What you should do – Wherever the word "screenshot" appears in the entries, copy the whole line.

(Collected data)
◆ ◆ ◆ ◆

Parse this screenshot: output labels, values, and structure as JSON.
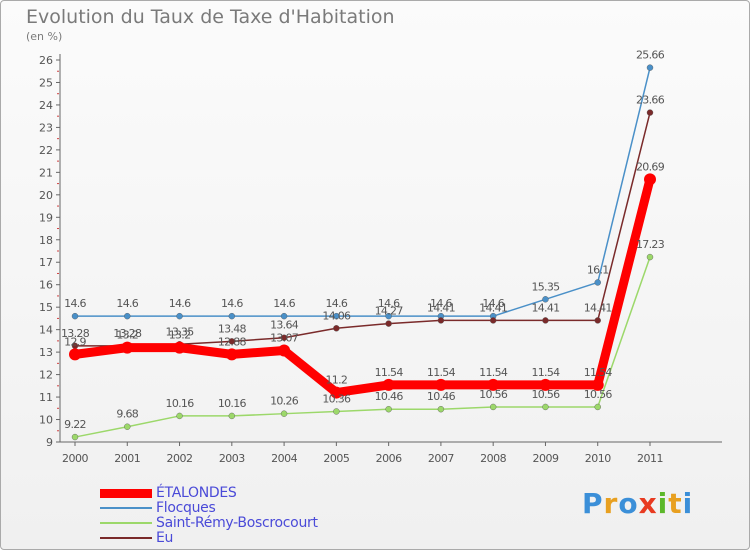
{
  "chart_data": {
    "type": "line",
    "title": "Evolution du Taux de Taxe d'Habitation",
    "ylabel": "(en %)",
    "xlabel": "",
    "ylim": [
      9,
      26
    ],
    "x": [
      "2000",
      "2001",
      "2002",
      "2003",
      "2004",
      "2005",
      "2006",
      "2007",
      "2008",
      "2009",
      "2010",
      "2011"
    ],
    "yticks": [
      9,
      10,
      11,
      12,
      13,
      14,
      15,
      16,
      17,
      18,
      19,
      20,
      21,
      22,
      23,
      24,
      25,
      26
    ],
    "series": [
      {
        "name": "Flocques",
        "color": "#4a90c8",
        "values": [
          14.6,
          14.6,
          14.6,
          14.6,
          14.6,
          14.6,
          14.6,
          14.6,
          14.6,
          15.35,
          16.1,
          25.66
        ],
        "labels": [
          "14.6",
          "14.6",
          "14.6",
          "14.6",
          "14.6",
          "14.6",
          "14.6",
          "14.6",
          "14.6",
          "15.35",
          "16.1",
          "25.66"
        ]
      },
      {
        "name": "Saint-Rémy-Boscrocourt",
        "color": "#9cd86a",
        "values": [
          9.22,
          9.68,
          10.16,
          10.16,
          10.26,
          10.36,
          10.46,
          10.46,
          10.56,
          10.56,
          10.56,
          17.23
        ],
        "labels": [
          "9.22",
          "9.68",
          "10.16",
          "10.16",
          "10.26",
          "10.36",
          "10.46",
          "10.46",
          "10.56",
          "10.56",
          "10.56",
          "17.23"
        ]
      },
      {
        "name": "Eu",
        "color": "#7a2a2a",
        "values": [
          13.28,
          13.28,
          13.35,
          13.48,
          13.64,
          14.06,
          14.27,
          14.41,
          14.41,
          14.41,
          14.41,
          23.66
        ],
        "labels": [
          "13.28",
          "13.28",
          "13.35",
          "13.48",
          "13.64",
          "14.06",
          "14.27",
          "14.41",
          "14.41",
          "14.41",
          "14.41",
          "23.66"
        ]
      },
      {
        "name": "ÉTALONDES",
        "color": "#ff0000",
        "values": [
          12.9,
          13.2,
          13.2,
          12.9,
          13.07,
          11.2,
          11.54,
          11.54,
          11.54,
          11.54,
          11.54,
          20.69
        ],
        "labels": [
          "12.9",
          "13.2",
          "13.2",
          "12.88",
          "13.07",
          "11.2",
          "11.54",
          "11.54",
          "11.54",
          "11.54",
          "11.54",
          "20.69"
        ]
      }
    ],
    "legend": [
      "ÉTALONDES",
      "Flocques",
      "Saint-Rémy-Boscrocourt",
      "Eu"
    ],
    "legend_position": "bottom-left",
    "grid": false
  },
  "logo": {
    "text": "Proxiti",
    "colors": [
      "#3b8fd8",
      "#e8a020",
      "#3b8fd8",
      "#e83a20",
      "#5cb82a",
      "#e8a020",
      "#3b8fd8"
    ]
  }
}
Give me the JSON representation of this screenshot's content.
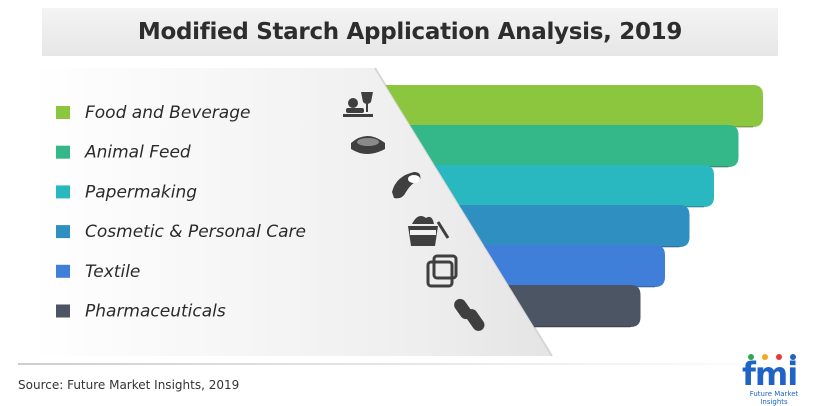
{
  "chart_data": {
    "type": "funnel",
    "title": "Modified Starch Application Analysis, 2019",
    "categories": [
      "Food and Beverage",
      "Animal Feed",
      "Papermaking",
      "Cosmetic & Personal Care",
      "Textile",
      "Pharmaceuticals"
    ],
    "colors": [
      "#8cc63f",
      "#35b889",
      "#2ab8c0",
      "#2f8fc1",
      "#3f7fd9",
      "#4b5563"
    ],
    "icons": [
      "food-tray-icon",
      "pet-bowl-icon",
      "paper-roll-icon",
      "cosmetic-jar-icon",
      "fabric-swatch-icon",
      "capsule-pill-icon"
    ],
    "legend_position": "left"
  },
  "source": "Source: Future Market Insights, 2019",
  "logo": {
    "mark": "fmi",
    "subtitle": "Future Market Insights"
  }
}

◆ ◆ ◆ ◆

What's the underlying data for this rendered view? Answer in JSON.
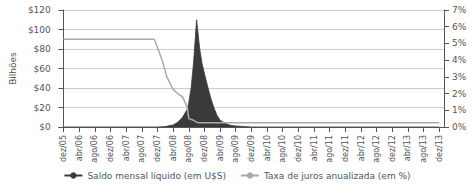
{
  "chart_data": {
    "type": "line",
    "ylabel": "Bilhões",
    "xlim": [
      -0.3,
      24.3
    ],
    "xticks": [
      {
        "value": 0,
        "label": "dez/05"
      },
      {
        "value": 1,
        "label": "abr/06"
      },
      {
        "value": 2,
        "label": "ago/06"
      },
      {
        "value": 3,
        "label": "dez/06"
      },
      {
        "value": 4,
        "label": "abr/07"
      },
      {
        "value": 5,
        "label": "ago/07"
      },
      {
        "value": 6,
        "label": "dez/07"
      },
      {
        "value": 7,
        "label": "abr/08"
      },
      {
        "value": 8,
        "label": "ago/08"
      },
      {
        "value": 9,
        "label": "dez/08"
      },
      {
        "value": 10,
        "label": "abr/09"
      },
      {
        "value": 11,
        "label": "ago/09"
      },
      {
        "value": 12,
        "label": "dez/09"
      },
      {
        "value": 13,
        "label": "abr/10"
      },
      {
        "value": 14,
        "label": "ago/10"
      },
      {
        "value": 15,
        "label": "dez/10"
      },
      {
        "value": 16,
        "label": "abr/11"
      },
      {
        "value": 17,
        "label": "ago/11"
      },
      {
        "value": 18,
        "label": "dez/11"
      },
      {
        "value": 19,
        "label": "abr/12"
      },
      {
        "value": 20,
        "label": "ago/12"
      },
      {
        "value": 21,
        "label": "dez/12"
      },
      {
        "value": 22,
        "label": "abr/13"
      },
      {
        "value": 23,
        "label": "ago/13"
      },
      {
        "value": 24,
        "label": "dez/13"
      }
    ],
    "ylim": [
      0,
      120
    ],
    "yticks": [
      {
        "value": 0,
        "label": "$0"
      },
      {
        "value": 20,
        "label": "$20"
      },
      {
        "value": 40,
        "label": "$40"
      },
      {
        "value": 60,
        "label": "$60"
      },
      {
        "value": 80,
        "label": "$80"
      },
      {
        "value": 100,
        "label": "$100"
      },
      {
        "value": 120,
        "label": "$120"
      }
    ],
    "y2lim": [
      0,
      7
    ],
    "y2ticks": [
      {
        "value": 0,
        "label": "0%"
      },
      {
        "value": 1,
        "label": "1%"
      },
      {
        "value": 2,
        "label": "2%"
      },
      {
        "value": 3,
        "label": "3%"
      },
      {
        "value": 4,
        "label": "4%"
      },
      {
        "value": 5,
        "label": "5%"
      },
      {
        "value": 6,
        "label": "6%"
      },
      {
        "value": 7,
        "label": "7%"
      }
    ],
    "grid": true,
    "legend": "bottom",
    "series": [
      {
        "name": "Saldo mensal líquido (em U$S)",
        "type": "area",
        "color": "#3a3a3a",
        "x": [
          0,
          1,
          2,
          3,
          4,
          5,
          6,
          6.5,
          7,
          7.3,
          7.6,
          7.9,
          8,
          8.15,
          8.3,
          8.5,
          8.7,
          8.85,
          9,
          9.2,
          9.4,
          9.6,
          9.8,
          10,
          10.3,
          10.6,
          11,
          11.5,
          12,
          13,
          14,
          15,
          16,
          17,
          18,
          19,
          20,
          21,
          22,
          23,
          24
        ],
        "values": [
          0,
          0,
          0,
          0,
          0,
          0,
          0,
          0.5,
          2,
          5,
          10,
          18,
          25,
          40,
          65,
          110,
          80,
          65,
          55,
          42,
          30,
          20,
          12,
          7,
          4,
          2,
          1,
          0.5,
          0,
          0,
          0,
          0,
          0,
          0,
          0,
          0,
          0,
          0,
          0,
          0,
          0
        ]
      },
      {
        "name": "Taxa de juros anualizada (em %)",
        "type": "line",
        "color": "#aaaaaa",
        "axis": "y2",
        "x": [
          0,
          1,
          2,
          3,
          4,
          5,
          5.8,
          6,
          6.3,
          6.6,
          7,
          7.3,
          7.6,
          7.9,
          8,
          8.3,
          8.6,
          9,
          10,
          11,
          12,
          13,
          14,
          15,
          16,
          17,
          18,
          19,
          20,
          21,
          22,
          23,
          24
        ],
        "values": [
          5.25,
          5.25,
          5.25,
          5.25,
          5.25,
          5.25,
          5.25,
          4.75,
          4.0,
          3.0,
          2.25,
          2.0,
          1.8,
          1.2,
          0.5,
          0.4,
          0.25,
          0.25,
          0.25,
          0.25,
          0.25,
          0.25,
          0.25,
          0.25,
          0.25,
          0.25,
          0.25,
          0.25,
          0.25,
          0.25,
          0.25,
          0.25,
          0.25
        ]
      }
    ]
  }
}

◆ ◆ ◆ ◆

The output –
Parse this screenshot: output labels, values, and structure as JSON.
Give me the JSON representation of this screenshot's content.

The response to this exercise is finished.